JOB - Every line containing the word "text" needs to be found and copied.
--- Begin ---
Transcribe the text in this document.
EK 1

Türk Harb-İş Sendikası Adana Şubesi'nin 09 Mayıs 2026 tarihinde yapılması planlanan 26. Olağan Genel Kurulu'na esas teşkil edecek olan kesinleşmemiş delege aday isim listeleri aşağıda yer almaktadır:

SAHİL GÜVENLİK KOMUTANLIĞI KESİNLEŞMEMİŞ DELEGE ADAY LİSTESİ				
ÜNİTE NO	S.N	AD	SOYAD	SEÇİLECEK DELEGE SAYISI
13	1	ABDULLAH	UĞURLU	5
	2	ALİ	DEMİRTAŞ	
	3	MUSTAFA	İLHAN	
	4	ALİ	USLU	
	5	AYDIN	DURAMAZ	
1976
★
--- End ---
--- Begin ---
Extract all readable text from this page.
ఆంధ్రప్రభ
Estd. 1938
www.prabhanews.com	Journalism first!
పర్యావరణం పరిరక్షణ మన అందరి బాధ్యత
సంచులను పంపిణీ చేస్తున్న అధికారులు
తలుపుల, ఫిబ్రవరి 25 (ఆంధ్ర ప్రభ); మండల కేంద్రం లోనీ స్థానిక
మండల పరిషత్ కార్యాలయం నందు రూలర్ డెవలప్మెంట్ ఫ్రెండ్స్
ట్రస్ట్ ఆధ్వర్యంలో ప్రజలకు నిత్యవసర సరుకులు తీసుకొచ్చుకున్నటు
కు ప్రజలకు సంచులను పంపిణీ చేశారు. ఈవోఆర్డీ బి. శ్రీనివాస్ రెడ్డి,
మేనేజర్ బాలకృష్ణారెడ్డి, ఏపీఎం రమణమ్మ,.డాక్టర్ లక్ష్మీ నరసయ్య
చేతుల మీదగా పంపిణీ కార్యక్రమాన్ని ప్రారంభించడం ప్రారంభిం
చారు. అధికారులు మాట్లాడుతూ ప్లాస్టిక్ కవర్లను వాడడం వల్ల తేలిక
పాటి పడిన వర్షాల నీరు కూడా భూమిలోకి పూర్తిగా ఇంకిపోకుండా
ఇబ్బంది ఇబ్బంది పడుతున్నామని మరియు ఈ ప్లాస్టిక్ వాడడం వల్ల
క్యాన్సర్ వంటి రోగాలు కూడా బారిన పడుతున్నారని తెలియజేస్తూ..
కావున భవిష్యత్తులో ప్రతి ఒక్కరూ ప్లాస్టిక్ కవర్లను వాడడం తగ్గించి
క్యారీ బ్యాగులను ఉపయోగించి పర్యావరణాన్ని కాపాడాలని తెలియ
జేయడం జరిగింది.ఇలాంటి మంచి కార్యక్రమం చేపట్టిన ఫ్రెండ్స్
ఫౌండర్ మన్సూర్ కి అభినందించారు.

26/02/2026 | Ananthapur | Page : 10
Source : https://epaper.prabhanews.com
--- End ---
EXERCISE OUTPUT -
Transcribe the text in this document.
Extract all readable text from this page.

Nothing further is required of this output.